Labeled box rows
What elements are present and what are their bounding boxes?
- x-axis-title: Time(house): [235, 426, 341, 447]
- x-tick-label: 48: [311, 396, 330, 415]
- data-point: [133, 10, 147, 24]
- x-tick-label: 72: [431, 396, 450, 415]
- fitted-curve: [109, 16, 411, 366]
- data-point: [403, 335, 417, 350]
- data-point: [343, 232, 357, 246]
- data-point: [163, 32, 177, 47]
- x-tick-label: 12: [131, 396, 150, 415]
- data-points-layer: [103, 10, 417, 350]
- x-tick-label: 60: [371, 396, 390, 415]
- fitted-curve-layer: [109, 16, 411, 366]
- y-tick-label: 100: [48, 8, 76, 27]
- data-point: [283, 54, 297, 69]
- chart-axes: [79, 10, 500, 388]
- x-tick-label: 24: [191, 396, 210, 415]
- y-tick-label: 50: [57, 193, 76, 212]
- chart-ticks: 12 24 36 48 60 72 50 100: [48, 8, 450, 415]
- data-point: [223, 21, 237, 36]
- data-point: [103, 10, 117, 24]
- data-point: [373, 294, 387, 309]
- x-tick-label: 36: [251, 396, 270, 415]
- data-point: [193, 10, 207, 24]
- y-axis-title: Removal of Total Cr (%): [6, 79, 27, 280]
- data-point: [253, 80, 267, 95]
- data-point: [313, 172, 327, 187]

** PROBLEM DETAILS **
Return every line of the rows above with no changes.

** REPLY **
What elements are present and what are their bounding boxes?
- x-axis-title: Time(house): [235, 426, 341, 447]
- x-tick-label: 48: [311, 396, 330, 415]
- data-point: [133, 10, 147, 24]
- x-tick-label: 72: [431, 396, 450, 415]
- fitted-curve: [109, 16, 411, 366]
- data-point: [403, 335, 417, 350]
- data-point: [343, 232, 357, 246]
- data-point: [163, 32, 177, 47]
- x-tick-label: 12: [131, 396, 150, 415]
- data-points-layer: [103, 10, 417, 350]
- x-tick-label: 60: [371, 396, 390, 415]
- fitted-curve-layer: [109, 16, 411, 366]
- y-tick-label: 100: [48, 8, 76, 27]
- data-point: [283, 54, 297, 69]
- chart-axes: [79, 10, 500, 388]
- x-tick-label: 24: [191, 396, 210, 415]
- y-tick-label: 50: [57, 193, 76, 212]
- chart-ticks: 12 24 36 48 60 72 50 100: [48, 8, 450, 415]
- data-point: [223, 21, 237, 36]
- data-point: [103, 10, 117, 24]
- data-point: [373, 294, 387, 309]
- x-tick-label: 36: [251, 396, 270, 415]
- data-point: [193, 10, 207, 24]
- y-axis-title: Removal of Total Cr (%): [6, 79, 27, 280]
- data-point: [253, 80, 267, 95]
- data-point: [313, 172, 327, 187]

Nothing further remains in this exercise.